[RECORD EXCERPTS start]
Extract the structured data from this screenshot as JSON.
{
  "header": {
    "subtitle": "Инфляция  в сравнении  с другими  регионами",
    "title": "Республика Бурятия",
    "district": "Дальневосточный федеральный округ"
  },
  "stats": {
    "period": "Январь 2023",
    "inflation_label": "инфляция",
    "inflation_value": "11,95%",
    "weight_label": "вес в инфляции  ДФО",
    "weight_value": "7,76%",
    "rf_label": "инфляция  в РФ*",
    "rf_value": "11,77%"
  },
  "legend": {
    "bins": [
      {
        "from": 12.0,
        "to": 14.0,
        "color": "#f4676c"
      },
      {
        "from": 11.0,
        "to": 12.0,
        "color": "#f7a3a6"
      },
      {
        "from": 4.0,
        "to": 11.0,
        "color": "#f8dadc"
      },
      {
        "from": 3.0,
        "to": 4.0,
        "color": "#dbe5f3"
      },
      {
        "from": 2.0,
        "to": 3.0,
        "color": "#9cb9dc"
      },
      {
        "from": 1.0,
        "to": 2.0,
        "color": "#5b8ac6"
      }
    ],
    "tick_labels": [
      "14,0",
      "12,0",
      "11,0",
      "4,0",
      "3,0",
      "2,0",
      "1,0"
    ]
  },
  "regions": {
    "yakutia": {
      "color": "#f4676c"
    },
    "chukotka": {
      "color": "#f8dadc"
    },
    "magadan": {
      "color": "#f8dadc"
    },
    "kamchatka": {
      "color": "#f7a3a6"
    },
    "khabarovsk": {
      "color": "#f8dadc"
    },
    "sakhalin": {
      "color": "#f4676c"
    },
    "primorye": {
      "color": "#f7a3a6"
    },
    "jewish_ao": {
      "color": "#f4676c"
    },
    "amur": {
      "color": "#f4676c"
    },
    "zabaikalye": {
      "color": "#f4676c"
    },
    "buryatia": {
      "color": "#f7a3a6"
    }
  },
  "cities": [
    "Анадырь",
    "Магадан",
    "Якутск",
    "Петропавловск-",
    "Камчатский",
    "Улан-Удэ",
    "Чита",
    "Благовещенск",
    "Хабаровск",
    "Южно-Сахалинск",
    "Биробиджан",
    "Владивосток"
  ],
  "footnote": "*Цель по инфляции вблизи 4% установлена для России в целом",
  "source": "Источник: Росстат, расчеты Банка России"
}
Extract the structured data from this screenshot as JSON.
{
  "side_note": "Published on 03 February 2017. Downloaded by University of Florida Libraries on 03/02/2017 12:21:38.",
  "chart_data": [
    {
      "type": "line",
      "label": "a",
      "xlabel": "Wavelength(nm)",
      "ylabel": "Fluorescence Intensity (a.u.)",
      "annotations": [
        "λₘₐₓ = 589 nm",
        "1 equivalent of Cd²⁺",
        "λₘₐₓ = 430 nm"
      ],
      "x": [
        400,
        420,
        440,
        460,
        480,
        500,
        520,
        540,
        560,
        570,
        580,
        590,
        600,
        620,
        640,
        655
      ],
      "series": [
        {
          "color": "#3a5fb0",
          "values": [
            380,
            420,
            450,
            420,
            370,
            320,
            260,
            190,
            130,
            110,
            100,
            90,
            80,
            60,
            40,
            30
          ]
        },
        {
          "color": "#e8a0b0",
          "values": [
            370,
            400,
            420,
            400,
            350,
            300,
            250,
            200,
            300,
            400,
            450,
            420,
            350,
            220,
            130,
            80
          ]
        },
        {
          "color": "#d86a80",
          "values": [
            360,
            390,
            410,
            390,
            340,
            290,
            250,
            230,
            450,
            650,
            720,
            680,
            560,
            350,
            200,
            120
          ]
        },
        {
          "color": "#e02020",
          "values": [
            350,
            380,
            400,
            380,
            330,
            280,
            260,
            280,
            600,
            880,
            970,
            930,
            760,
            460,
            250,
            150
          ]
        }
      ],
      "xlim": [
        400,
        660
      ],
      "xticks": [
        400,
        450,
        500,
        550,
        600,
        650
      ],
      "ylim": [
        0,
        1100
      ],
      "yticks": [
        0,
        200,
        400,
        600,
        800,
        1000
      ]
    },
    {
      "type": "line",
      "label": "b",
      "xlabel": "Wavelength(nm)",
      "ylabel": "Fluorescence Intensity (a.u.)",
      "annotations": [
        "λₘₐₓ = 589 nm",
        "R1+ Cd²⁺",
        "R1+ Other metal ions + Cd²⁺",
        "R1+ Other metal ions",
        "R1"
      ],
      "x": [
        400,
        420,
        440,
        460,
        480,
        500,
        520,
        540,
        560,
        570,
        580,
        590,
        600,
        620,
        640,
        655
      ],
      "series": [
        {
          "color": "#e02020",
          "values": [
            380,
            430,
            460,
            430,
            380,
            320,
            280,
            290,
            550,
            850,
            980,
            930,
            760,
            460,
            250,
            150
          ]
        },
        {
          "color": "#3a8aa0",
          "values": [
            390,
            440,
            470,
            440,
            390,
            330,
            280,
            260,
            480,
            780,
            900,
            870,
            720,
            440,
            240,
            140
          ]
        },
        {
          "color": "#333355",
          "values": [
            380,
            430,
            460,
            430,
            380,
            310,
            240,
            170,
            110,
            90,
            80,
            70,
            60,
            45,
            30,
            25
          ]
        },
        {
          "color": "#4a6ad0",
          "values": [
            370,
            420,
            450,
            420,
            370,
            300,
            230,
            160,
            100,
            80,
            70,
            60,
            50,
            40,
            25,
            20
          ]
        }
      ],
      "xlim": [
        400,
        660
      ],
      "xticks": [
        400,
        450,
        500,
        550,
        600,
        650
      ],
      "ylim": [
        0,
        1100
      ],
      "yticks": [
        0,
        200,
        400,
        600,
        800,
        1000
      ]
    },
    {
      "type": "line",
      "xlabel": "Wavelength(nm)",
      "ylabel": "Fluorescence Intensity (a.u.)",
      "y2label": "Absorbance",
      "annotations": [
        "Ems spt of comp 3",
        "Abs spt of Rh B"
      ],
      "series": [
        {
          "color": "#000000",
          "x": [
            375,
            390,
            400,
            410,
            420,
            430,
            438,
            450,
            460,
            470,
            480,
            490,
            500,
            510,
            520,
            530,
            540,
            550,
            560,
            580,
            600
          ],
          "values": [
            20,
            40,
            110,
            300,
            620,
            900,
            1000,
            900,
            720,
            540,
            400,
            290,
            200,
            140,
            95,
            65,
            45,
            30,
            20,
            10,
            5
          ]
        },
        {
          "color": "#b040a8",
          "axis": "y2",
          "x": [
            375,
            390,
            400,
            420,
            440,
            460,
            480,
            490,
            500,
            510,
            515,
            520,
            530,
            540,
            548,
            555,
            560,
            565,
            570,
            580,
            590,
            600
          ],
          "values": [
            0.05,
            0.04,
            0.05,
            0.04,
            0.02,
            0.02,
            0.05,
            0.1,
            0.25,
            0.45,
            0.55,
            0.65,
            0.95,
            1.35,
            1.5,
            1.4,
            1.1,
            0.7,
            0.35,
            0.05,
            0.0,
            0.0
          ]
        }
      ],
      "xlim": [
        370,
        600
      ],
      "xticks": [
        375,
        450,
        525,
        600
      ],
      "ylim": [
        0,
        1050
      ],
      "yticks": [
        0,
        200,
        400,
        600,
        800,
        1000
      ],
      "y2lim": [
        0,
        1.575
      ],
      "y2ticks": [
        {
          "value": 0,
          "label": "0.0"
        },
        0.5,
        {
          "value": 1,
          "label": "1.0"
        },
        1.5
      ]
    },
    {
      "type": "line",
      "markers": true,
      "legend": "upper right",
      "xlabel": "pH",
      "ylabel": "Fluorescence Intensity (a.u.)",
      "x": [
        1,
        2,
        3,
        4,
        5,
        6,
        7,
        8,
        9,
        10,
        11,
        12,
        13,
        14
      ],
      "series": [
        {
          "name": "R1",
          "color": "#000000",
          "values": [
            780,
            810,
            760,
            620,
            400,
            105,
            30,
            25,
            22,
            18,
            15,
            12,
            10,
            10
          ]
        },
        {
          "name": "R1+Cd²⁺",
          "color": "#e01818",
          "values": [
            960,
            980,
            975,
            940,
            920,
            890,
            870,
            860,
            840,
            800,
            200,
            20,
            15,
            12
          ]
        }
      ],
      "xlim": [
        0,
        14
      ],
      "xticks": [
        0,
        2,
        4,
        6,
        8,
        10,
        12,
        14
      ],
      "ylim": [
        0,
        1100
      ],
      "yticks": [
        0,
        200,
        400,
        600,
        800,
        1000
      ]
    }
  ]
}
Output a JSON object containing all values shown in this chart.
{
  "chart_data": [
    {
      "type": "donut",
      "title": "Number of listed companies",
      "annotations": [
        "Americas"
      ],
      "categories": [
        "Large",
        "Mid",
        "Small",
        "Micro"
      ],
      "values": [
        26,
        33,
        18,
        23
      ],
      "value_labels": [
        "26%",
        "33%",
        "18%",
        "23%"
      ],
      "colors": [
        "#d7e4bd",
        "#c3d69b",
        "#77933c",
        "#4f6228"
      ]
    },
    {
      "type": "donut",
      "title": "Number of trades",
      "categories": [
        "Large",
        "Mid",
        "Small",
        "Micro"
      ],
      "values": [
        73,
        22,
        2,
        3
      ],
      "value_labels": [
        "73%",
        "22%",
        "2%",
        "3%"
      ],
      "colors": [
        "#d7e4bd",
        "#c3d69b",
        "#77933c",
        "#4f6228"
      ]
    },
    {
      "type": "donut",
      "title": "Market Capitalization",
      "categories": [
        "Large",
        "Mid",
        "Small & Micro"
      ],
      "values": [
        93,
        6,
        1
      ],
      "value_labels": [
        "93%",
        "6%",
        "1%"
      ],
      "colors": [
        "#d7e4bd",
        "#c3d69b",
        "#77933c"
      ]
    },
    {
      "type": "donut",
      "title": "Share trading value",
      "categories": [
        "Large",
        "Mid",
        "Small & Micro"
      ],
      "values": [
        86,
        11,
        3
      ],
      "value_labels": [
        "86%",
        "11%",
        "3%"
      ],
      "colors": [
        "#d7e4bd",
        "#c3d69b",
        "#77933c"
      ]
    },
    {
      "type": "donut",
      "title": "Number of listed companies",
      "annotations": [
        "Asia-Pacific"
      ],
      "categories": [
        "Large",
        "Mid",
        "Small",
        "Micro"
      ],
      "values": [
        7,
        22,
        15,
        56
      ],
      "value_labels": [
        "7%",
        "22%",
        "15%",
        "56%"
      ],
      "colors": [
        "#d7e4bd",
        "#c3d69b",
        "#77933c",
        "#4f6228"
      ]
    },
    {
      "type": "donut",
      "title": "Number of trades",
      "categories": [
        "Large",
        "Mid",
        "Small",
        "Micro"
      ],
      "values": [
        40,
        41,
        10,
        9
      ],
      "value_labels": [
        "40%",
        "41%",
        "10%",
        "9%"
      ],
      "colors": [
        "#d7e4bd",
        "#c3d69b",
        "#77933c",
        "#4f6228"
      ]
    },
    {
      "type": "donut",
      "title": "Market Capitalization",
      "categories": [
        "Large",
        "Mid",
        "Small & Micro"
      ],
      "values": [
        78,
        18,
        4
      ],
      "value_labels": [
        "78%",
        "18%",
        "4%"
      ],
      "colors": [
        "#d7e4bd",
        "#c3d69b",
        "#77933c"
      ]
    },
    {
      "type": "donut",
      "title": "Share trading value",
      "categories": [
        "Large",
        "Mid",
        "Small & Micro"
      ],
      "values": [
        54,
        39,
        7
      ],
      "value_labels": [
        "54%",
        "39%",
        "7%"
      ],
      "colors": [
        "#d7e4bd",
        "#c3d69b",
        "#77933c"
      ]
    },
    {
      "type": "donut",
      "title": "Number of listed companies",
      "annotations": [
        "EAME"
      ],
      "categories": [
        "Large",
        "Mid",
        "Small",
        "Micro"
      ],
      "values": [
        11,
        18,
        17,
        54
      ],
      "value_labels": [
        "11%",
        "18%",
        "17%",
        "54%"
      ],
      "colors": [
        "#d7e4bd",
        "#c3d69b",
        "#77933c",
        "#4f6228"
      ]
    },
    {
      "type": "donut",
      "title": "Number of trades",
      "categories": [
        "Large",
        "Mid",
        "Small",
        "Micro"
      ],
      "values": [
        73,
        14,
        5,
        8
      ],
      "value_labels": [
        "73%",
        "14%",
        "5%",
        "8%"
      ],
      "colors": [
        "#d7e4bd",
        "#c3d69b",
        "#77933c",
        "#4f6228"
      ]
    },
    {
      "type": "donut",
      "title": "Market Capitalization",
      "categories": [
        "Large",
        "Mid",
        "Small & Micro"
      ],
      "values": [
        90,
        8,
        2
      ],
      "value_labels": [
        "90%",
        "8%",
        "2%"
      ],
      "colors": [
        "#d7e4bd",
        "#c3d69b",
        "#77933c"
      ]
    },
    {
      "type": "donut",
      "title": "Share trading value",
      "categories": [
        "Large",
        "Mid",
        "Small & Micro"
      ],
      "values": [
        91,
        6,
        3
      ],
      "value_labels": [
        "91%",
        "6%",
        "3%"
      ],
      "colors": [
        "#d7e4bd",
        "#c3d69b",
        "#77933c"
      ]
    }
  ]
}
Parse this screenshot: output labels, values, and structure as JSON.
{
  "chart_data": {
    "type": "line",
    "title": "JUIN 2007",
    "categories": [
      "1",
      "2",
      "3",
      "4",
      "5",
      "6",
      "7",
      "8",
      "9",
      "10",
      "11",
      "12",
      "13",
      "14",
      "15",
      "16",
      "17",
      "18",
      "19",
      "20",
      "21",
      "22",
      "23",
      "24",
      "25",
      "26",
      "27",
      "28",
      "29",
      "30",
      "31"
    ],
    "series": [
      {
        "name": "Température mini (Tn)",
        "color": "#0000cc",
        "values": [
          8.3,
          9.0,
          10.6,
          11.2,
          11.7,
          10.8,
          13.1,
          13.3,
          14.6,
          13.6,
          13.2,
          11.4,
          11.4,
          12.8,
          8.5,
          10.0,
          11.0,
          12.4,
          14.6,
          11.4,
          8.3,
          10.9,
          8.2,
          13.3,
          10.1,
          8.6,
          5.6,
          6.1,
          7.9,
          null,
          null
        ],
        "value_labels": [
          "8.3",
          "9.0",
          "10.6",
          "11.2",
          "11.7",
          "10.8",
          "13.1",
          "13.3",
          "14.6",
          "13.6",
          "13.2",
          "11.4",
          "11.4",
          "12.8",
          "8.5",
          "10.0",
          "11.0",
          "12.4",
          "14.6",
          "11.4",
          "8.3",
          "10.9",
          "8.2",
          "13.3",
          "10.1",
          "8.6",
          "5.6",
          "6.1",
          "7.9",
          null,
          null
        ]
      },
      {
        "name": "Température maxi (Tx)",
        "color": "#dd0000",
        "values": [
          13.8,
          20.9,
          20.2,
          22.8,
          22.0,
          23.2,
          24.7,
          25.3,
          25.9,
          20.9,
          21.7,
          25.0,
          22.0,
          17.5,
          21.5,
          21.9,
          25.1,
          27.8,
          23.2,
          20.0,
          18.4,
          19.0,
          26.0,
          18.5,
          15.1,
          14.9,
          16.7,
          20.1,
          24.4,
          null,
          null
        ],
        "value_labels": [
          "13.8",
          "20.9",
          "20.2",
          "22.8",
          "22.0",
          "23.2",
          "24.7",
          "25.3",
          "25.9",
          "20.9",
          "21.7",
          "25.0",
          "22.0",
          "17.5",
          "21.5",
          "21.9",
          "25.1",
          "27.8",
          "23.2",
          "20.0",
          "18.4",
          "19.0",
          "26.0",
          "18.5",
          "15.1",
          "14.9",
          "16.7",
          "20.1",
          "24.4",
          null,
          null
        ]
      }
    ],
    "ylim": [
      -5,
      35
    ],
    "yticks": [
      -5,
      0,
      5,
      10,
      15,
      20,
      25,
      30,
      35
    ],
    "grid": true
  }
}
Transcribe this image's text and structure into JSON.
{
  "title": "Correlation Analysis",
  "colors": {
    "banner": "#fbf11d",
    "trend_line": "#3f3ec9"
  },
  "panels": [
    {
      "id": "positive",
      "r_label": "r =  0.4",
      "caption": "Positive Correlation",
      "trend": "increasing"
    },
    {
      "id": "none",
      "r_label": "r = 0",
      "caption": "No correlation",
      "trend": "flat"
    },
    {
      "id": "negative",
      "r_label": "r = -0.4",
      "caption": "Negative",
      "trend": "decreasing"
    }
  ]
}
[RECORD EXCERPTS end]
**STATED PROBLEM:** Reply with nothing but a number: how many lines of the entries above contain the string "Other"?

**COMPLETED TASK:** 2